### Exercise
Please output every line of the material as it stands, without the pictures.

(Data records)

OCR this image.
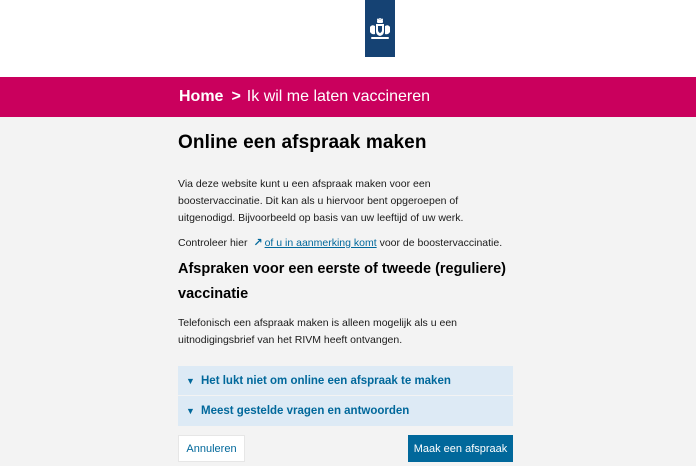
Home > Ik wil me laten vaccineren
Online een afspraak maken

Via deze website kunt u een afspraak maken voor een boostervaccinatie. Dit kan als u hiervoor bent opgeroepen of uitgenodigd. Bijvoorbeeld op basis van uw leeftijd of uw werk.

Controleer hier ↗ of u in aanmerking komt voor de boostervaccinatie.

Afspraken voor een eerste of tweede (reguliere) vaccinatie

Telefonisch een afspraak maken is alleen mogelijk als u een uitnodigingsbrief van het RIVM heeft ontvangen.

▼ Het lukt niet om online een afspraak te maken
▼ Meest gestelde vragen en antwoorden
Annuleren	Maak een afspraak
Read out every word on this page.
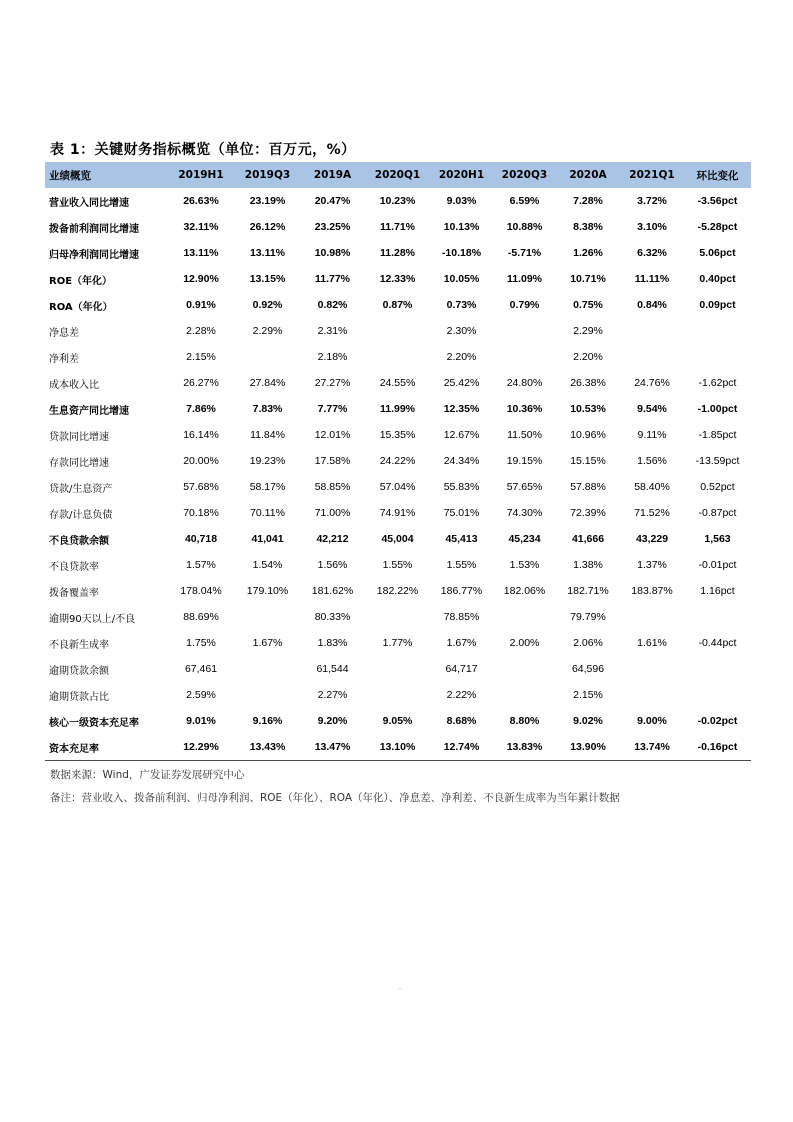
表 1：关键财务指标概览（单位：百万元，%）
业绩概览	2019H1	2019Q3	2019A	2020Q1	2020H1	2020Q3	2020A	2021Q1	环比变化
营业收入同比增速	26.63%	23.19%	20.47%	10.23%	9.03%	6.59%	7.28%	3.72%	-3.56pct
拨备前利润同比增速	32.11%	26.12%	23.25%	11.71%	10.13%	10.88%	8.38%	3.10%	-5.28pct
归母净利润同比增速	13.11%	13.11%	10.98%	11.28%	-10.18%	-5.71%	1.26%	6.32%	5.06pct
ROE（年化）	12.90%	13.15%	11.77%	12.33%	10.05%	11.09%	10.71%	11.11%	0.40pct
ROA（年化）	0.91%	0.92%	0.82%	0.87%	0.73%	0.79%	0.75%	0.84%	0.09pct
净息差	2.28%	2.29%	2.31%		2.30%		2.29%		
净利差	2.15%		2.18%		2.20%		2.20%		
成本收入比	26.27%	27.84%	27.27%	24.55%	25.42%	24.80%	26.38%	24.76%	-1.62pct
生息资产同比增速	7.86%	7.83%	7.77%	11.99%	12.35%	10.36%	10.53%	9.54%	-1.00pct
贷款同比增速	16.14%	11.84%	12.01%	15.35%	12.67%	11.50%	10.96%	9.11%	-1.85pct
存款同比增速	20.00%	19.23%	17.58%	24.22%	24.34%	19.15%	15.15%	1.56%	-13.59pct
贷款/生息资产	57.68%	58.17%	58.85%	57.04%	55.83%	57.65%	57.88%	58.40%	0.52pct
存款/计息负债	70.18%	70.11%	71.00%	74.91%	75.01%	74.30%	72.39%	71.52%	-0.87pct
不良贷款余额	40,718	41,041	42,212	45,004	45,413	45,234	41,666	43,229	1,563
不良贷款率	1.57%	1.54%	1.56%	1.55%	1.55%	1.53%	1.38%	1.37%	-0.01pct
拨备覆盖率	178.04%	179.10%	181.62%	182.22%	186.77%	182.06%	182.71%	183.87%	1.16pct
逾期90天以上/不良	88.69%		80.33%		78.85%		79.79%		
不良新生成率	1.75%	1.67%	1.83%	1.77%	1.67%	2.00%	2.06%	1.61%	-0.44pct
逾期贷款余额	67,461		61,544		64,717		64,596		
逾期贷款占比	2.59%		2.27%		2.22%		2.15%		
核心一级资本充足率	9.01%	9.16%	9.20%	9.05%	8.68%	8.80%	9.02%	9.00%	-0.02pct
资本充足率	12.29%	13.43%	13.47%	13.10%	12.74%	13.83%	13.90%	13.74%	-0.16pct
数据来源：Wind，广发证券发展研究中心
备注：营业收入、拨备前利润、归母净利润、ROE（年化）、ROA（年化）、净息差、净利差、不良新生成率为当年累计数据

### Written answer
OCR this image.
Home > Ik wil me laten vaccineren
Online een afspraak maken

Via deze website kunt u een afspraak maken voor een boostervaccinatie. Dit kan als u hiervoor bent opgeroepen of uitgenodigd. Bijvoorbeeld op basis van uw leeftijd of uw werk.

Controleer hier ↗ of u in aanmerking komt voor de boostervaccinatie.

Afspraken voor een eerste of tweede (reguliere) vaccinatie

Telefonisch een afspraak maken is alleen mogelijk als u een uitnodigingsbrief van het RIVM heeft ontvangen.

▼ Het lukt niet om online een afspraak te maken
▼ Meest gestelde vragen en antwoorden
Annuleren	Maak een afspraak
Read out every word on this page.
表 1：关键财务指标概览（单位：百万元，%）
业绩概览	2019H1	2019Q3	2019A	2020Q1	2020H1	2020Q3	2020A	2021Q1	环比变化
营业收入同比增速	26.63%	23.19%	20.47%	10.23%	9.03%	6.59%	7.28%	3.72%	-3.56pct
拨备前利润同比增速	32.11%	26.12%	23.25%	11.71%	10.13%	10.88%	8.38%	3.10%	-5.28pct
归母净利润同比增速	13.11%	13.11%	10.98%	11.28%	-10.18%	-5.71%	1.26%	6.32%	5.06pct
ROE（年化）	12.90%	13.15%	11.77%	12.33%	10.05%	11.09%	10.71%	11.11%	0.40pct
ROA（年化）	0.91%	0.92%	0.82%	0.87%	0.73%	0.79%	0.75%	0.84%	0.09pct
净息差	2.28%	2.29%	2.31%		2.30%		2.29%		
净利差	2.15%		2.18%		2.20%		2.20%		
成本收入比	26.27%	27.84%	27.27%	24.55%	25.42%	24.80%	26.38%	24.76%	-1.62pct
生息资产同比增速	7.86%	7.83%	7.77%	11.99%	12.35%	10.36%	10.53%	9.54%	-1.00pct
贷款同比增速	16.14%	11.84%	12.01%	15.35%	12.67%	11.50%	10.96%	9.11%	-1.85pct
存款同比增速	20.00%	19.23%	17.58%	24.22%	24.34%	19.15%	15.15%	1.56%	-13.59pct
贷款/生息资产	57.68%	58.17%	58.85%	57.04%	55.83%	57.65%	57.88%	58.40%	0.52pct
存款/计息负债	70.18%	70.11%	71.00%	74.91%	75.01%	74.30%	72.39%	71.52%	-0.87pct
不良贷款余额	40,718	41,041	42,212	45,004	45,413	45,234	41,666	43,229	1,563
不良贷款率	1.57%	1.54%	1.56%	1.55%	1.55%	1.53%	1.38%	1.37%	-0.01pct
拨备覆盖率	178.04%	179.10%	181.62%	182.22%	186.77%	182.06%	182.71%	183.87%	1.16pct
逾期90天以上/不良	88.69%		80.33%		78.85%		79.79%		
不良新生成率	1.75%	1.67%	1.83%	1.77%	1.67%	2.00%	2.06%	1.61%	-0.44pct
逾期贷款余额	67,461		61,544		64,717		64,596		
逾期贷款占比	2.59%		2.27%		2.22%		2.15%		
核心一级资本充足率	9.01%	9.16%	9.20%	9.05%	8.68%	8.80%	9.02%	9.00%	-0.02pct
资本充足率	12.29%	13.43%	13.47%	13.10%	12.74%	13.83%	13.90%	13.74%	-0.16pct
数据来源：Wind，广发证券发展研究中心
备注：营业收入、拨备前利润、归母净利润、ROE（年化）、ROA（年化）、净息差、净利差、不良新生成率为当年累计数据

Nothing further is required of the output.